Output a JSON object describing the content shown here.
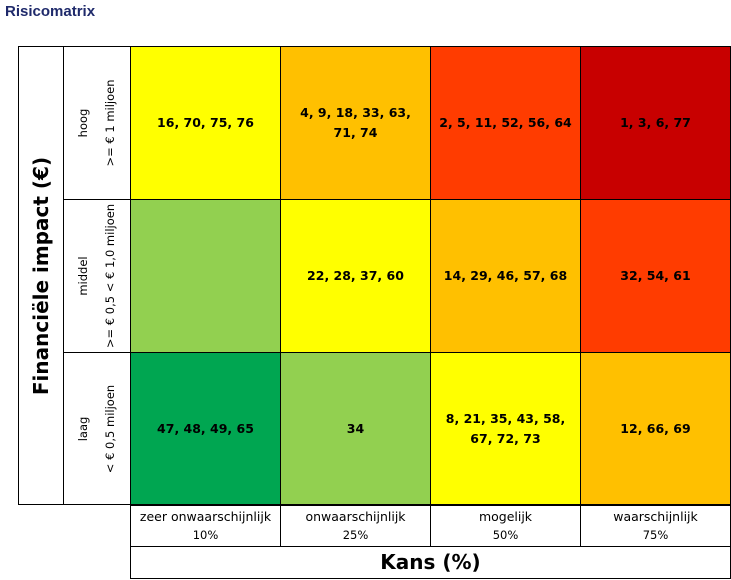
{
  "title": "Risicomatrix",
  "y_axis": {
    "label": "Financiële impact (€)"
  },
  "x_axis": {
    "label": "Kans (%)"
  },
  "rows": [
    {
      "name": "hoog",
      "range": ">= € 1 miljoen"
    },
    {
      "name": "middel",
      "range": ">= € 0,5 < € 1,0 miljoen"
    },
    {
      "name": "laag",
      "range": "< € 0,5 miljoen"
    }
  ],
  "columns": [
    {
      "name": "zeer onwaarschijnlijk",
      "pct": "10%"
    },
    {
      "name": "onwaarschijnlijk",
      "pct": "25%"
    },
    {
      "name": "mogelijk",
      "pct": "50%"
    },
    {
      "name": "waarschijnlijk",
      "pct": "75%"
    }
  ],
  "cells": [
    [
      {
        "text": "16, 70, 75, 76",
        "color": "#ffff00"
      },
      {
        "text": "4, 9, 18, 33, 63, 71, 74",
        "color": "#ffc000"
      },
      {
        "text": "2, 5, 11, 52, 56, 64",
        "color": "#ff3c00"
      },
      {
        "text": "1, 3, 6, 77",
        "color": "#c80000"
      }
    ],
    [
      {
        "text": "",
        "color": "#92d050"
      },
      {
        "text": "22, 28, 37, 60",
        "color": "#ffff00"
      },
      {
        "text": "14, 29, 46, 57, 68",
        "color": "#ffc000"
      },
      {
        "text": "32, 54, 61",
        "color": "#ff3c00"
      }
    ],
    [
      {
        "text": "47, 48, 49, 65",
        "color": "#00a651"
      },
      {
        "text": "34",
        "color": "#92d050"
      },
      {
        "text": "8, 21, 35, 43, 58, 67, 72, 73",
        "color": "#ffff00"
      },
      {
        "text": "12, 66, 69",
        "color": "#ffc000"
      }
    ]
  ]
}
════════
- [Work required]
Word for word, quote the lines above. Omit the pictures.

- [Final result]
Output a JSON object describing the content shown here.
{
  "title": "Risicomatrix",
  "y_axis": {
    "label": "Financiële impact (€)"
  },
  "x_axis": {
    "label": "Kans (%)"
  },
  "rows": [
    {
      "name": "hoog",
      "range": ">= € 1 miljoen"
    },
    {
      "name": "middel",
      "range": ">= € 0,5 < € 1,0 miljoen"
    },
    {
      "name": "laag",
      "range": "< € 0,5 miljoen"
    }
  ],
  "columns": [
    {
      "name": "zeer onwaarschijnlijk",
      "pct": "10%"
    },
    {
      "name": "onwaarschijnlijk",
      "pct": "25%"
    },
    {
      "name": "mogelijk",
      "pct": "50%"
    },
    {
      "name": "waarschijnlijk",
      "pct": "75%"
    }
  ],
  "cells": [
    [
      {
        "text": "16, 70, 75, 76",
        "color": "#ffff00"
      },
      {
        "text": "4, 9, 18, 33, 63, 71, 74",
        "color": "#ffc000"
      },
      {
        "text": "2, 5, 11, 52, 56, 64",
        "color": "#ff3c00"
      },
      {
        "text": "1, 3, 6, 77",
        "color": "#c80000"
      }
    ],
    [
      {
        "text": "",
        "color": "#92d050"
      },
      {
        "text": "22, 28, 37, 60",
        "color": "#ffff00"
      },
      {
        "text": "14, 29, 46, 57, 68",
        "color": "#ffc000"
      },
      {
        "text": "32, 54, 61",
        "color": "#ff3c00"
      }
    ],
    [
      {
        "text": "47, 48, 49, 65",
        "color": "#00a651"
      },
      {
        "text": "34",
        "color": "#92d050"
      },
      {
        "text": "8, 21, 35, 43, 58, 67, 72, 73",
        "color": "#ffff00"
      },
      {
        "text": "12, 66, 69",
        "color": "#ffc000"
      }
    ]
  ]
}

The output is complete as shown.